begin

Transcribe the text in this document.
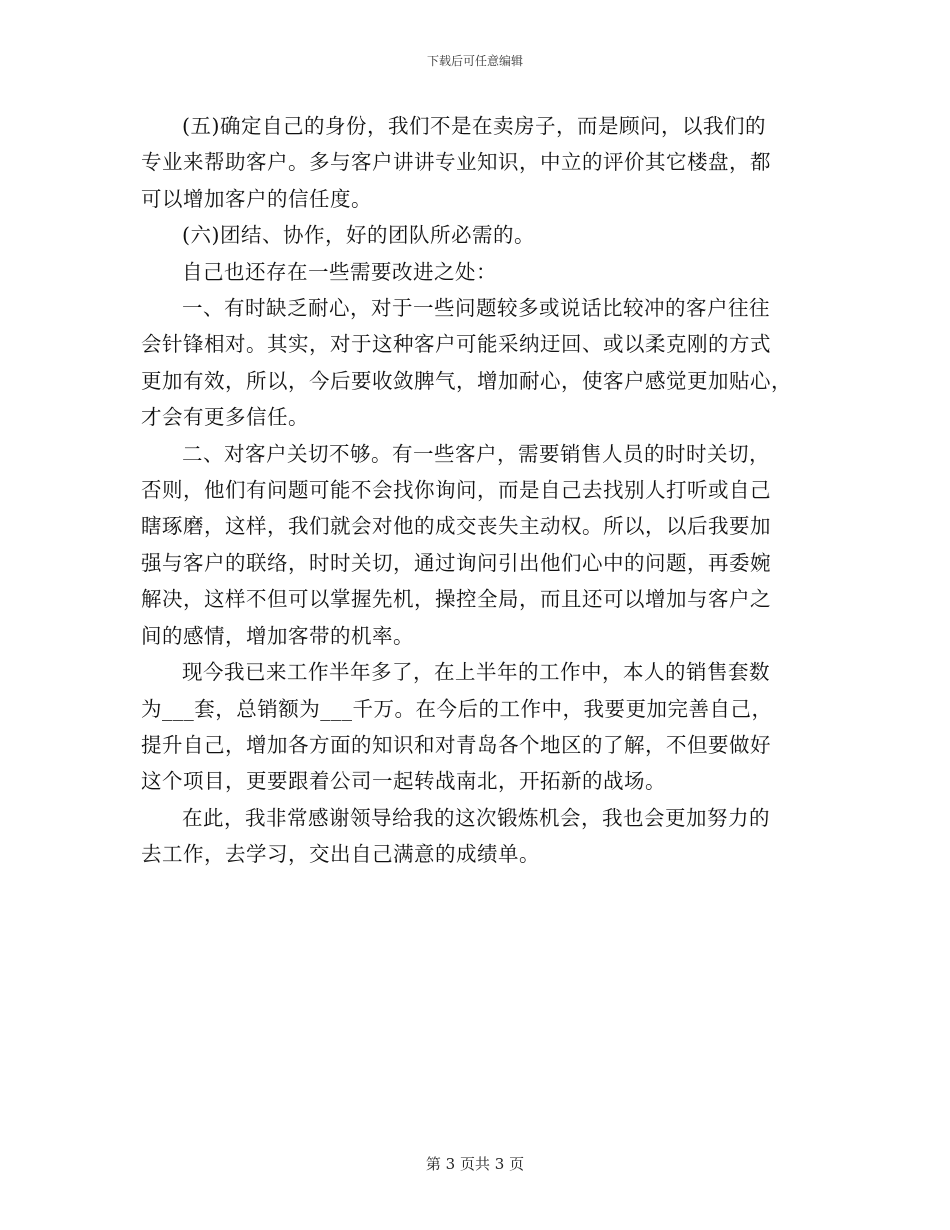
下载后可任意编辑

(五)确定自己的身份，我们不是在卖房子，而是顾问，以我们的
专业来帮助客户。多与客户讲讲专业知识，中立的评价其它楼盘，都
可以增加客户的信任度。

(六)团结、协作，好的团队所必需的。

自己也还存在一些需要改进之处：

一、有时缺乏耐心，对于一些问题较多或说话比较冲的客户往往
会针锋相对。其实，对于这种客户可能采纳迂回、或以柔克刚的方式
更加有效，所以，今后要收敛脾气，增加耐心，使客户感觉更加贴心，
才会有更多信任。

二、对客户关切不够。有一些客户，需要销售人员的时时关切，
否则，他们有问题可能不会找你询问，而是自己去找别人打听或自己
瞎琢磨，这样，我们就会对他的成交丧失主动权。所以，以后我要加
强与客户的联络，时时关切，通过询问引出他们心中的问题，再委婉
解决，这样不但可以掌握先机，操控全局，而且还可以增加与客户之
间的感情，增加客带的机率。

现今我已来工作半年多了，在上半年的工作中，本人的销售套数
为___套，总销额为___千万。在今后的工作中，我要更加完善自己，
提升自己，增加各方面的知识和对青岛各个地区的了解，不但要做好
这个项目，更要跟着公司一起转战南北，开拓新的战场。

在此，我非常感谢领导给我的这次锻炼机会，我也会更加努力的
去工作，去学习，交出自己满意的成绩单。

第 3 页共 3 页
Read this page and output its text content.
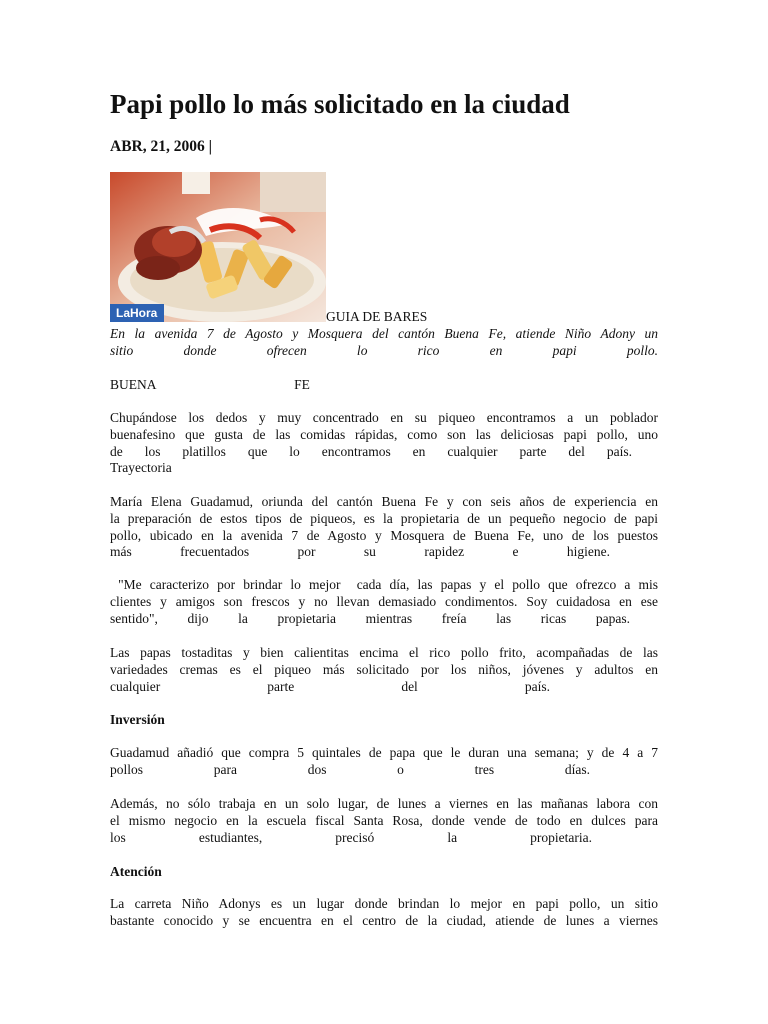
Papi pollo lo más solicitado en la ciudad
ABR, 21, 2006 |
LaHora	GUIA DE BARES

En la avenida 7 de Agosto y Mosquera del cantón Buena Fe, atiende Niño Adony un
sitio donde ofrecen lo rico en papi pollo.

BUENA                                         FE

Chupándose los dedos y muy concentrado en su piqueo encontramos a un poblador
buenafesino que gusta de las comidas rápidas, como son las deliciosas papi pollo, uno
de los platillos que lo encontramos en cualquier parte del país.
Trayectoria

María Elena Guadamud, oriunda del cantón Buena Fe y con seis años de experiencia en
la preparación de estos tipos de piqueos, es la propietaria de un pequeño negocio de papi
pollo, ubicado en la avenida 7 de Agosto y Mosquera de Buena Fe, uno de los puestos
más frecuentados por su rapidez e higiene.

"Me caracterizo por brindar lo mejor  cada día, las papas y el pollo que ofrezco a mis
clientes y amigos son frescos y no llevan demasiado condimentos. Soy cuidadosa en ese
sentido", dijo la propietaria mientras freía las ricas papas.

Las papas tostaditas y bien calientitas encima el rico pollo frito, acompañadas de las
variedades cremas es el piqueo más solicitado por los niños, jóvenes y adultos en
cualquier parte del país.

Inversión

Guadamud añadió que compra 5 quintales de papa que le duran una semana; y de 4 a 7
pollos para dos o tres días.

Además, no sólo trabaja en un solo lugar, de lunes a viernes en las mañanas labora con
el mismo negocio en la escuela fiscal Santa Rosa, donde vende de todo en dulces para
los estudiantes, precisó la propietaria.

Atención

La carreta Niño Adonys es un lugar donde brindan lo mejor en papi pollo, un sitio
bastante conocido y se encuentra en el centro de la ciudad, atiende de lunes a viernes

end

Each line that contains the word "cualquier" counts toward the total; give only that total.

2